YOUR OBJECTIVE: Search the records that follow and extract every line containing the string "with".

++++++++

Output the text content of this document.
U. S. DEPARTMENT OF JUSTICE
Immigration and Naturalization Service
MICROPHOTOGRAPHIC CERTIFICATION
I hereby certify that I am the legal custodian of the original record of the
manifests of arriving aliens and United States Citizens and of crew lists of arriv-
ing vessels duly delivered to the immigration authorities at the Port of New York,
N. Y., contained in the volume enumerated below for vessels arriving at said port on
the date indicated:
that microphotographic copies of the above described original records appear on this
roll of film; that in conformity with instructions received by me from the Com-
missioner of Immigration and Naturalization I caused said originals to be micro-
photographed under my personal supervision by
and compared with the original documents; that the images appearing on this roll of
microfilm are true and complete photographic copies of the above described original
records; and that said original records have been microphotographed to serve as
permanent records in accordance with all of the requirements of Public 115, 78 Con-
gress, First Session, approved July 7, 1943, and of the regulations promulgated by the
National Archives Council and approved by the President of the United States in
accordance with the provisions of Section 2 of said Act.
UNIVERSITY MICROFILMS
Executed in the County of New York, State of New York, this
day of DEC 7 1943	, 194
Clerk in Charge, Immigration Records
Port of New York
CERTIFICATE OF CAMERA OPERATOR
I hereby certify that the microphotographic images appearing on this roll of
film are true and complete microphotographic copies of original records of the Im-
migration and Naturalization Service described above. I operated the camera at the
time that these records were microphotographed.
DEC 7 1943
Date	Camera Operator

++++++++

SOLVED PROBLEM:
roll of film; that in conformity with instructions received by me from the Com-
and compared with the original documents; that the images appearing on this roll of
permanent records in accordance with all of the requirements of Public 115, 78 Con-
accordance with the provisions of Section 2 of said Act.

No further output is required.